Written problem
Your task is to repeat the listing exactly.
— START Data shown —
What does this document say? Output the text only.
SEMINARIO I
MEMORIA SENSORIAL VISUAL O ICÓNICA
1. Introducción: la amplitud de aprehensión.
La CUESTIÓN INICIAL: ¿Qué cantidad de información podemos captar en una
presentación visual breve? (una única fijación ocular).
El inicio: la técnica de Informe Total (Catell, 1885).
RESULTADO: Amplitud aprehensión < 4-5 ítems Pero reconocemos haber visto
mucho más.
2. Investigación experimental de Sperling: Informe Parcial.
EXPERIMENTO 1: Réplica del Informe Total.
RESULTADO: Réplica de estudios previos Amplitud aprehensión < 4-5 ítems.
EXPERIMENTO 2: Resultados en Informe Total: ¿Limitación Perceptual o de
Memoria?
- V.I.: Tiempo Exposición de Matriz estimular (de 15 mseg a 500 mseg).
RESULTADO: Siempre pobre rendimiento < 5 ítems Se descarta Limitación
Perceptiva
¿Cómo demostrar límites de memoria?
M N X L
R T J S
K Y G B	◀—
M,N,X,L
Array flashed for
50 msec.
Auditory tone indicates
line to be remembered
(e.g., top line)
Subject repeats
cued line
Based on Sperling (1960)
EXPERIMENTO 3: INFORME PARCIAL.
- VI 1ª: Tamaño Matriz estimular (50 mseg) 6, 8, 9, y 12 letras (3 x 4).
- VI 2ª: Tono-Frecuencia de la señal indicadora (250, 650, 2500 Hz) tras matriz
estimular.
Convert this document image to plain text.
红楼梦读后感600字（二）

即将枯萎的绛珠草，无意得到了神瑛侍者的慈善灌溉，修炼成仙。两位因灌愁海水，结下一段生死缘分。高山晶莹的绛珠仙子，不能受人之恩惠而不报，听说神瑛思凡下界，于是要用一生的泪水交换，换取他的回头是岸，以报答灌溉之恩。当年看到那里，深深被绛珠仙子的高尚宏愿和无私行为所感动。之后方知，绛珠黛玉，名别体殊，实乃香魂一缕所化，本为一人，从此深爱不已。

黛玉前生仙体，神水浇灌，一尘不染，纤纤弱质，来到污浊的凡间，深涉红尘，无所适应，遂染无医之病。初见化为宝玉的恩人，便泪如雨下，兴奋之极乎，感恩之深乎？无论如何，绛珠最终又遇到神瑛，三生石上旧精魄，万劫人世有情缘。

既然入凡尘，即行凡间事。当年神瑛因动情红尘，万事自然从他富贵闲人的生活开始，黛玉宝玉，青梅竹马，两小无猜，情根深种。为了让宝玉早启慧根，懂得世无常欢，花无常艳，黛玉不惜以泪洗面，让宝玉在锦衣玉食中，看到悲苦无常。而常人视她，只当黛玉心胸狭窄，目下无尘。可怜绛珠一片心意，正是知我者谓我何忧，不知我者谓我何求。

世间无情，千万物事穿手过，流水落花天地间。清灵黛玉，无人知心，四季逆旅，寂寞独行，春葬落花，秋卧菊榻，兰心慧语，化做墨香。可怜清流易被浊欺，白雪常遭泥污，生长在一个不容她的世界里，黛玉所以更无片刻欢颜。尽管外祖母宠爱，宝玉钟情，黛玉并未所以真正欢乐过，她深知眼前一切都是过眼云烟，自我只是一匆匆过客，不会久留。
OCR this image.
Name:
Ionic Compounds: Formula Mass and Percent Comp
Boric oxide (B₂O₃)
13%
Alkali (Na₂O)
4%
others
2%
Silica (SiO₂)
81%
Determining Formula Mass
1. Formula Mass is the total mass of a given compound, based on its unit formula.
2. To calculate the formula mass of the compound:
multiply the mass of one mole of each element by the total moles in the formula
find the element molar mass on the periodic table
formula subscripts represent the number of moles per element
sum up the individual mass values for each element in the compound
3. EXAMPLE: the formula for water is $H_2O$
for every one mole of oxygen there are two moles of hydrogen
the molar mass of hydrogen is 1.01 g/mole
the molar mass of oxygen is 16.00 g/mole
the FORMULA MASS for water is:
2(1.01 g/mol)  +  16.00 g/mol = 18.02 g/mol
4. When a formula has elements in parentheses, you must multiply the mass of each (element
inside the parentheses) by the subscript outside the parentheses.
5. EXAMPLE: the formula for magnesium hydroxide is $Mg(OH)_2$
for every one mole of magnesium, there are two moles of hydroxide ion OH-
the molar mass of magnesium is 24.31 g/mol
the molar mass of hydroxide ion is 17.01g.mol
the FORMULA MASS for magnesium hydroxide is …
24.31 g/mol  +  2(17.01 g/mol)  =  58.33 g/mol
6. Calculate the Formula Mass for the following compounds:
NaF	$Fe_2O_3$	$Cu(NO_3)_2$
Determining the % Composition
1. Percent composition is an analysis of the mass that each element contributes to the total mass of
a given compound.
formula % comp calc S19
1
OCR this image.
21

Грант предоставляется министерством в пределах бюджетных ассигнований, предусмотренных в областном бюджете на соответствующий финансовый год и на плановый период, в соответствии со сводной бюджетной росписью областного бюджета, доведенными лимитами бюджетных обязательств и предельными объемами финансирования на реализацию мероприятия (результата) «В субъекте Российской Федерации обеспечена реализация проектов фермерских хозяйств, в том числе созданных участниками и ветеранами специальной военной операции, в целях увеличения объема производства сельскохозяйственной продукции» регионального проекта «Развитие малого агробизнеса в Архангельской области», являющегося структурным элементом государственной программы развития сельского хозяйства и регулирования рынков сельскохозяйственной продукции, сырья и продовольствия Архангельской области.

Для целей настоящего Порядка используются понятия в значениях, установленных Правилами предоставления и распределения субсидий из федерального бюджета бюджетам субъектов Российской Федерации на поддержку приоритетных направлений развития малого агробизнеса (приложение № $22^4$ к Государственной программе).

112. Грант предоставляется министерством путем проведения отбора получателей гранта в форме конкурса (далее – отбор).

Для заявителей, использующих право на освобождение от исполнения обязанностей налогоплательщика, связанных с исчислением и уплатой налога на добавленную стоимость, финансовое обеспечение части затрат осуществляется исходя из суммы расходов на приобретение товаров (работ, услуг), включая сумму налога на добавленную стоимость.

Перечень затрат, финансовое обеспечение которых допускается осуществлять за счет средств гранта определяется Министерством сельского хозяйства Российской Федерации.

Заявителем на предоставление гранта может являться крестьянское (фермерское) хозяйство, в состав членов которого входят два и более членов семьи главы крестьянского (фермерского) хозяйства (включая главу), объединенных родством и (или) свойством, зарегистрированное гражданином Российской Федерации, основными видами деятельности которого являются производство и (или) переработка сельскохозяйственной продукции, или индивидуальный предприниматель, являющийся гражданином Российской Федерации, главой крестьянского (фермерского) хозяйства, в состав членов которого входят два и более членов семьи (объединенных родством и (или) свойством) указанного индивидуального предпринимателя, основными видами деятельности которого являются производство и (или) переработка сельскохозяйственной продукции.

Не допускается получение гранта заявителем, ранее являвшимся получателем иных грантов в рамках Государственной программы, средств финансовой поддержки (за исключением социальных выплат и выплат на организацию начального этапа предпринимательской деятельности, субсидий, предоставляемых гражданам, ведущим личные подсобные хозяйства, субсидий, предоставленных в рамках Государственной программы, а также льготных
— END Data shown —
Answer to the task
What does this document say? Output the text only.
SEMINARIO I
MEMORIA SENSORIAL VISUAL O ICÓNICA
1. Introducción: la amplitud de aprehensión.
La CUESTIÓN INICIAL: ¿Qué cantidad de información podemos captar en una
presentación visual breve? (una única fijación ocular).
El inicio: la técnica de Informe Total (Catell, 1885).
RESULTADO: Amplitud aprehensión < 4-5 ítems Pero reconocemos haber visto
mucho más.
2. Investigación experimental de Sperling: Informe Parcial.
EXPERIMENTO 1: Réplica del Informe Total.
RESULTADO: Réplica de estudios previos Amplitud aprehensión < 4-5 ítems.
EXPERIMENTO 2: Resultados en Informe Total: ¿Limitación Perceptual o de
Memoria?
- V.I.: Tiempo Exposición de Matriz estimular (de 15 mseg a 500 mseg).
RESULTADO: Siempre pobre rendimiento < 5 ítems Se descarta Limitación
Perceptiva
¿Cómo demostrar límites de memoria?
M N X L
R T J S
K Y G B	◀—
M,N,X,L
Array flashed for
50 msec.
Auditory tone indicates
line to be remembered
(e.g., top line)
Subject repeats
cued line
Based on Sperling (1960)
EXPERIMENTO 3: INFORME PARCIAL.
- VI 1ª: Tamaño Matriz estimular (50 mseg) 6, 8, 9, y 12 letras (3 x 4).
- VI 2ª: Tono-Frecuencia de la señal indicadora (250, 650, 2500 Hz) tras matriz
estimular.
Convert this document image to plain text.
红楼梦读后感600字（二）

即将枯萎的绛珠草，无意得到了神瑛侍者的慈善灌溉，修炼成仙。两位因灌愁海水，结下一段生死缘分。高山晶莹的绛珠仙子，不能受人之恩惠而不报，听说神瑛思凡下界，于是要用一生的泪水交换，换取他的回头是岸，以报答灌溉之恩。当年看到那里，深深被绛珠仙子的高尚宏愿和无私行为所感动。之后方知，绛珠黛玉，名别体殊，实乃香魂一缕所化，本为一人，从此深爱不已。

黛玉前生仙体，神水浇灌，一尘不染，纤纤弱质，来到污浊的凡间，深涉红尘，无所适应，遂染无医之病。初见化为宝玉的恩人，便泪如雨下，兴奋之极乎，感恩之深乎？无论如何，绛珠最终又遇到神瑛，三生石上旧精魄，万劫人世有情缘。

既然入凡尘，即行凡间事。当年神瑛因动情红尘，万事自然从他富贵闲人的生活开始，黛玉宝玉，青梅竹马，两小无猜，情根深种。为了让宝玉早启慧根，懂得世无常欢，花无常艳，黛玉不惜以泪洗面，让宝玉在锦衣玉食中，看到悲苦无常。而常人视她，只当黛玉心胸狭窄，目下无尘。可怜绛珠一片心意，正是知我者谓我何忧，不知我者谓我何求。

世间无情，千万物事穿手过，流水落花天地间。清灵黛玉，无人知心，四季逆旅，寂寞独行，春葬落花，秋卧菊榻，兰心慧语，化做墨香。可怜清流易被浊欺，白雪常遭泥污，生长在一个不容她的世界里，黛玉所以更无片刻欢颜。尽管外祖母宠爱，宝玉钟情，黛玉并未所以真正欢乐过，她深知眼前一切都是过眼云烟，自我只是一匆匆过客，不会久留。
OCR this image.
Name:
Ionic Compounds: Formula Mass and Percent Comp
Boric oxide (B₂O₃)
13%
Alkali (Na₂O)
4%
others
2%
Silica (SiO₂)
81%
Determining Formula Mass
1. Formula Mass is the total mass of a given compound, based on its unit formula.
2. To calculate the formula mass of the compound:
multiply the mass of one mole of each element by the total moles in the formula
find the element molar mass on the periodic table
formula subscripts represent the number of moles per element
sum up the individual mass values for each element in the compound
3. EXAMPLE: the formula for water is $H_2O$
for every one mole of oxygen there are two moles of hydrogen
the molar mass of hydrogen is 1.01 g/mole
the molar mass of oxygen is 16.00 g/mole
the FORMULA MASS for water is:
2(1.01 g/mol)  +  16.00 g/mol = 18.02 g/mol
4. When a formula has elements in parentheses, you must multiply the mass of each (element
inside the parentheses) by the subscript outside the parentheses.
5. EXAMPLE: the formula for magnesium hydroxide is $Mg(OH)_2$
for every one mole of magnesium, there are two moles of hydroxide ion OH-
the molar mass of magnesium is 24.31 g/mol
the molar mass of hydroxide ion is 17.01g.mol
the FORMULA MASS for magnesium hydroxide is …
24.31 g/mol  +  2(17.01 g/mol)  =  58.33 g/mol
6. Calculate the Formula Mass for the following compounds:
NaF	$Fe_2O_3$	$Cu(NO_3)_2$
Determining the % Composition
1. Percent composition is an analysis of the mass that each element contributes to the total mass of
a given compound.
formula % comp calc S19
1
OCR this image.
21

Грант предоставляется министерством в пределах бюджетных ассигнований, предусмотренных в областном бюджете на соответствующий финансовый год и на плановый период, в соответствии со сводной бюджетной росписью областного бюджета, доведенными лимитами бюджетных обязательств и предельными объемами финансирования на реализацию мероприятия (результата) «В субъекте Российской Федерации обеспечена реализация проектов фермерских хозяйств, в том числе созданных участниками и ветеранами специальной военной операции, в целях увеличения объема производства сельскохозяйственной продукции» регионального проекта «Развитие малого агробизнеса в Архангельской области», являющегося структурным элементом государственной программы развития сельского хозяйства и регулирования рынков сельскохозяйственной продукции, сырья и продовольствия Архангельской области.

Для целей настоящего Порядка используются понятия в значениях, установленных Правилами предоставления и распределения субсидий из федерального бюджета бюджетам субъектов Российской Федерации на поддержку приоритетных направлений развития малого агробизнеса (приложение № $22^4$ к Государственной программе).

112. Грант предоставляется министерством путем проведения отбора получателей гранта в форме конкурса (далее – отбор).

Для заявителей, использующих право на освобождение от исполнения обязанностей налогоплательщика, связанных с исчислением и уплатой налога на добавленную стоимость, финансовое обеспечение части затрат осуществляется исходя из суммы расходов на приобретение товаров (работ, услуг), включая сумму налога на добавленную стоимость.

Перечень затрат, финансовое обеспечение которых допускается осуществлять за счет средств гранта определяется Министерством сельского хозяйства Российской Федерации.

Заявителем на предоставление гранта может являться крестьянское (фермерское) хозяйство, в состав членов которого входят два и более членов семьи главы крестьянского (фермерского) хозяйства (включая главу), объединенных родством и (или) свойством, зарегистрированное гражданином Российской Федерации, основными видами деятельности которого являются производство и (или) переработка сельскохозяйственной продукции, или индивидуальный предприниматель, являющийся гражданином Российской Федерации, главой крестьянского (фермерского) хозяйства, в состав членов которого входят два и более членов семьи (объединенных родством и (или) свойством) указанного индивидуального предпринимателя, основными видами деятельности которого являются производство и (или) переработка сельскохозяйственной продукции.

Не допускается получение гранта заявителем, ранее являвшимся получателем иных грантов в рамках Государственной программы, средств финансовой поддержки (за исключением социальных выплат и выплат на организацию начального этапа предпринимательской деятельности, субсидий, предоставляемых гражданам, ведущим личные подсобные хозяйства, субсидий, предоставленных в рамках Государственной программы, а также льготных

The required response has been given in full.